Carry none of the pictures over; write out the complete data exactly.

* START *

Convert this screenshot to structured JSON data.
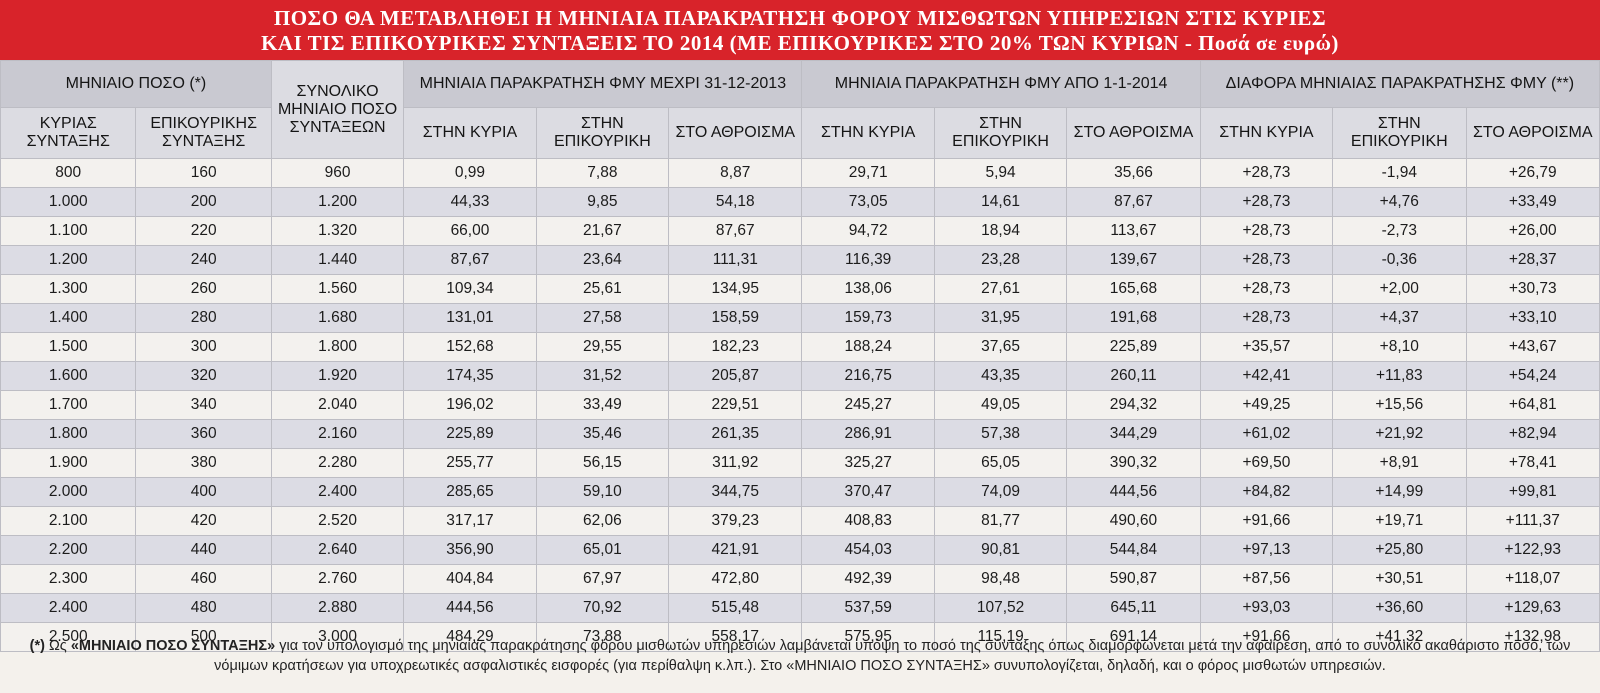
{
  "title": {
    "line1": "ΠΟΣΟ ΘΑ ΜΕΤΑΒΛΗΘΕΙ Η ΜΗΝΙΑΙΑ ΠΑΡΑΚΡΑΤΗΣΗ ΦΟΡΟΥ ΜΙΣΘΩΤΩΝ ΥΠΗΡΕΣΙΩΝ ΣΤΙΣ ΚΥΡΙΕΣ",
    "line2": "ΚΑΙ ΤΙΣ ΕΠΙΚΟΥΡΙΚΕΣ ΣΥΝΤΑΞΕΙΣ ΤΟ 2014  (ΜΕ ΕΠΙΚΟΥΡΙΚΕΣ ΣΤΟ 20% ΤΩΝ ΚΥΡΙΩΝ - Ποσά σε ευρώ)"
  },
  "header": {
    "group_monthly": "ΜΗΝΙΑΙΟ ΠΟΣΟ (*)",
    "col_main": "ΚΥΡΙΑΣ ΣΥΝΤΑΞΗΣ",
    "col_aux": "ΕΠΙΚΟΥΡΙΚΗΣ ΣΥΝΤΑΞΗΣ",
    "col_total": "ΣΥΝΟΛΙΚΟ ΜΗΝΙΑΙΟ ΠΟΣΟ ΣΥΝΤΑΞΕΩΝ",
    "group_2013": "ΜΗΝΙΑΙΑ ΠΑΡΑΚΡΑΤΗΣΗ ΦΜΥ ΜΕΧΡΙ 31-12-2013",
    "group_2014": "ΜΗΝΙΑΙΑ ΠΑΡΑΚΡΑΤΗΣΗ ΦΜΥ ΑΠΟ 1-1-2014",
    "group_diff": "ΔΙΑΦΟΡΑ ΜΗΝΙΑΙΑΣ ΠΑΡΑΚΡΑΤΗΣΗΣ ΦΜΥ (**)",
    "sub_main": "ΣΤΗΝ ΚΥΡΙΑ",
    "sub_aux": "ΣΤΗΝ ΕΠΙΚΟΥΡΙΚΗ",
    "sub_sum": "ΣΤΟ ΑΘΡΟΙΣΜΑ"
  },
  "rows": [
    [
      "800",
      "160",
      "960",
      "0,99",
      "7,88",
      "8,87",
      "29,71",
      "5,94",
      "35,66",
      "+28,73",
      "-1,94",
      "+26,79"
    ],
    [
      "1.000",
      "200",
      "1.200",
      "44,33",
      "9,85",
      "54,18",
      "73,05",
      "14,61",
      "87,67",
      "+28,73",
      "+4,76",
      "+33,49"
    ],
    [
      "1.100",
      "220",
      "1.320",
      "66,00",
      "21,67",
      "87,67",
      "94,72",
      "18,94",
      "113,67",
      "+28,73",
      "-2,73",
      "+26,00"
    ],
    [
      "1.200",
      "240",
      "1.440",
      "87,67",
      "23,64",
      "111,31",
      "116,39",
      "23,28",
      "139,67",
      "+28,73",
      "-0,36",
      "+28,37"
    ],
    [
      "1.300",
      "260",
      "1.560",
      "109,34",
      "25,61",
      "134,95",
      "138,06",
      "27,61",
      "165,68",
      "+28,73",
      "+2,00",
      "+30,73"
    ],
    [
      "1.400",
      "280",
      "1.680",
      "131,01",
      "27,58",
      "158,59",
      "159,73",
      "31,95",
      "191,68",
      "+28,73",
      "+4,37",
      "+33,10"
    ],
    [
      "1.500",
      "300",
      "1.800",
      "152,68",
      "29,55",
      "182,23",
      "188,24",
      "37,65",
      "225,89",
      "+35,57",
      "+8,10",
      "+43,67"
    ],
    [
      "1.600",
      "320",
      "1.920",
      "174,35",
      "31,52",
      "205,87",
      "216,75",
      "43,35",
      "260,11",
      "+42,41",
      "+11,83",
      "+54,24"
    ],
    [
      "1.700",
      "340",
      "2.040",
      "196,02",
      "33,49",
      "229,51",
      "245,27",
      "49,05",
      "294,32",
      "+49,25",
      "+15,56",
      "+64,81"
    ],
    [
      "1.800",
      "360",
      "2.160",
      "225,89",
      "35,46",
      "261,35",
      "286,91",
      "57,38",
      "344,29",
      "+61,02",
      "+21,92",
      "+82,94"
    ],
    [
      "1.900",
      "380",
      "2.280",
      "255,77",
      "56,15",
      "311,92",
      "325,27",
      "65,05",
      "390,32",
      "+69,50",
      "+8,91",
      "+78,41"
    ],
    [
      "2.000",
      "400",
      "2.400",
      "285,65",
      "59,10",
      "344,75",
      "370,47",
      "74,09",
      "444,56",
      "+84,82",
      "+14,99",
      "+99,81"
    ],
    [
      "2.100",
      "420",
      "2.520",
      "317,17",
      "62,06",
      "379,23",
      "408,83",
      "81,77",
      "490,60",
      "+91,66",
      "+19,71",
      "+111,37"
    ],
    [
      "2.200",
      "440",
      "2.640",
      "356,90",
      "65,01",
      "421,91",
      "454,03",
      "90,81",
      "544,84",
      "+97,13",
      "+25,80",
      "+122,93"
    ],
    [
      "2.300",
      "460",
      "2.760",
      "404,84",
      "67,97",
      "472,80",
      "492,39",
      "98,48",
      "590,87",
      "+87,56",
      "+30,51",
      "+118,07"
    ],
    [
      "2.400",
      "480",
      "2.880",
      "444,56",
      "70,92",
      "515,48",
      "537,59",
      "107,52",
      "645,11",
      "+93,03",
      "+36,60",
      "+129,63"
    ],
    [
      "2.500",
      "500",
      "3.000",
      "484,29",
      "73,88",
      "558,17",
      "575,95",
      "115,19",
      "691,14",
      "+91,66",
      "+41,32",
      "+132,98"
    ]
  ],
  "footnote": {
    "marker": "(*)",
    "text1": " Ως ",
    "term1": "«ΜΗΝΙΑΙΟ ΠΟΣΟ ΣΥΝΤΑΞΗΣ»",
    "text2": " για τον υπολογισμό της μηνιαίας παρακράτησης φόρου μισθωτών υπηρεσιών λαμβάνεται υπόψη το ποσό της σύνταξης όπως διαμορφώνεται μετά την αφαίρεση, από το συνολικό ακαθάριστο ποσό, των νόμιμων κρατήσεων για υποχρεωτικές ασφαλιστικές εισφορές (για περίθαλψη κ.λπ.). Στο ",
    "term2": "«ΜΗΝΙΑΙΟ ΠΟΣΟ ΣΥΝΤΑΞΗΣ»",
    "text3": " συνυπολογίζεται, δηλαδή, και ο φόρος μισθωτών υπηρεσιών."
  }
}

* END *

(Result of this exercise)
Convert this screenshot to structured JSON data.
{
  "title": {
    "line1": "ΠΟΣΟ ΘΑ ΜΕΤΑΒΛΗΘΕΙ Η ΜΗΝΙΑΙΑ ΠΑΡΑΚΡΑΤΗΣΗ ΦΟΡΟΥ ΜΙΣΘΩΤΩΝ ΥΠΗΡΕΣΙΩΝ ΣΤΙΣ ΚΥΡΙΕΣ",
    "line2": "ΚΑΙ ΤΙΣ ΕΠΙΚΟΥΡΙΚΕΣ ΣΥΝΤΑΞΕΙΣ ΤΟ 2014  (ΜΕ ΕΠΙΚΟΥΡΙΚΕΣ ΣΤΟ 20% ΤΩΝ ΚΥΡΙΩΝ - Ποσά σε ευρώ)"
  },
  "header": {
    "group_monthly": "ΜΗΝΙΑΙΟ ΠΟΣΟ (*)",
    "col_main": "ΚΥΡΙΑΣ ΣΥΝΤΑΞΗΣ",
    "col_aux": "ΕΠΙΚΟΥΡΙΚΗΣ ΣΥΝΤΑΞΗΣ",
    "col_total": "ΣΥΝΟΛΙΚΟ ΜΗΝΙΑΙΟ ΠΟΣΟ ΣΥΝΤΑΞΕΩΝ",
    "group_2013": "ΜΗΝΙΑΙΑ ΠΑΡΑΚΡΑΤΗΣΗ ΦΜΥ ΜΕΧΡΙ 31-12-2013",
    "group_2014": "ΜΗΝΙΑΙΑ ΠΑΡΑΚΡΑΤΗΣΗ ΦΜΥ ΑΠΟ 1-1-2014",
    "group_diff": "ΔΙΑΦΟΡΑ ΜΗΝΙΑΙΑΣ ΠΑΡΑΚΡΑΤΗΣΗΣ ΦΜΥ (**)",
    "sub_main": "ΣΤΗΝ ΚΥΡΙΑ",
    "sub_aux": "ΣΤΗΝ ΕΠΙΚΟΥΡΙΚΗ",
    "sub_sum": "ΣΤΟ ΑΘΡΟΙΣΜΑ"
  },
  "rows": [
    [
      "800",
      "160",
      "960",
      "0,99",
      "7,88",
      "8,87",
      "29,71",
      "5,94",
      "35,66",
      "+28,73",
      "-1,94",
      "+26,79"
    ],
    [
      "1.000",
      "200",
      "1.200",
      "44,33",
      "9,85",
      "54,18",
      "73,05",
      "14,61",
      "87,67",
      "+28,73",
      "+4,76",
      "+33,49"
    ],
    [
      "1.100",
      "220",
      "1.320",
      "66,00",
      "21,67",
      "87,67",
      "94,72",
      "18,94",
      "113,67",
      "+28,73",
      "-2,73",
      "+26,00"
    ],
    [
      "1.200",
      "240",
      "1.440",
      "87,67",
      "23,64",
      "111,31",
      "116,39",
      "23,28",
      "139,67",
      "+28,73",
      "-0,36",
      "+28,37"
    ],
    [
      "1.300",
      "260",
      "1.560",
      "109,34",
      "25,61",
      "134,95",
      "138,06",
      "27,61",
      "165,68",
      "+28,73",
      "+2,00",
      "+30,73"
    ],
    [
      "1.400",
      "280",
      "1.680",
      "131,01",
      "27,58",
      "158,59",
      "159,73",
      "31,95",
      "191,68",
      "+28,73",
      "+4,37",
      "+33,10"
    ],
    [
      "1.500",
      "300",
      "1.800",
      "152,68",
      "29,55",
      "182,23",
      "188,24",
      "37,65",
      "225,89",
      "+35,57",
      "+8,10",
      "+43,67"
    ],
    [
      "1.600",
      "320",
      "1.920",
      "174,35",
      "31,52",
      "205,87",
      "216,75",
      "43,35",
      "260,11",
      "+42,41",
      "+11,83",
      "+54,24"
    ],
    [
      "1.700",
      "340",
      "2.040",
      "196,02",
      "33,49",
      "229,51",
      "245,27",
      "49,05",
      "294,32",
      "+49,25",
      "+15,56",
      "+64,81"
    ],
    [
      "1.800",
      "360",
      "2.160",
      "225,89",
      "35,46",
      "261,35",
      "286,91",
      "57,38",
      "344,29",
      "+61,02",
      "+21,92",
      "+82,94"
    ],
    [
      "1.900",
      "380",
      "2.280",
      "255,77",
      "56,15",
      "311,92",
      "325,27",
      "65,05",
      "390,32",
      "+69,50",
      "+8,91",
      "+78,41"
    ],
    [
      "2.000",
      "400",
      "2.400",
      "285,65",
      "59,10",
      "344,75",
      "370,47",
      "74,09",
      "444,56",
      "+84,82",
      "+14,99",
      "+99,81"
    ],
    [
      "2.100",
      "420",
      "2.520",
      "317,17",
      "62,06",
      "379,23",
      "408,83",
      "81,77",
      "490,60",
      "+91,66",
      "+19,71",
      "+111,37"
    ],
    [
      "2.200",
      "440",
      "2.640",
      "356,90",
      "65,01",
      "421,91",
      "454,03",
      "90,81",
      "544,84",
      "+97,13",
      "+25,80",
      "+122,93"
    ],
    [
      "2.300",
      "460",
      "2.760",
      "404,84",
      "67,97",
      "472,80",
      "492,39",
      "98,48",
      "590,87",
      "+87,56",
      "+30,51",
      "+118,07"
    ],
    [
      "2.400",
      "480",
      "2.880",
      "444,56",
      "70,92",
      "515,48",
      "537,59",
      "107,52",
      "645,11",
      "+93,03",
      "+36,60",
      "+129,63"
    ],
    [
      "2.500",
      "500",
      "3.000",
      "484,29",
      "73,88",
      "558,17",
      "575,95",
      "115,19",
      "691,14",
      "+91,66",
      "+41,32",
      "+132,98"
    ]
  ],
  "footnote": {
    "marker": "(*)",
    "text1": " Ως ",
    "term1": "«ΜΗΝΙΑΙΟ ΠΟΣΟ ΣΥΝΤΑΞΗΣ»",
    "text2": " για τον υπολογισμό της μηνιαίας παρακράτησης φόρου μισθωτών υπηρεσιών λαμβάνεται υπόψη το ποσό της σύνταξης όπως διαμορφώνεται μετά την αφαίρεση, από το συνολικό ακαθάριστο ποσό, των νόμιμων κρατήσεων για υποχρεωτικές ασφαλιστικές εισφορές (για περίθαλψη κ.λπ.). Στο ",
    "term2": "«ΜΗΝΙΑΙΟ ΠΟΣΟ ΣΥΝΤΑΞΗΣ»",
    "text3": " συνυπολογίζεται, δηλαδή, και ο φόρος μισθωτών υπηρεσιών."
  }
}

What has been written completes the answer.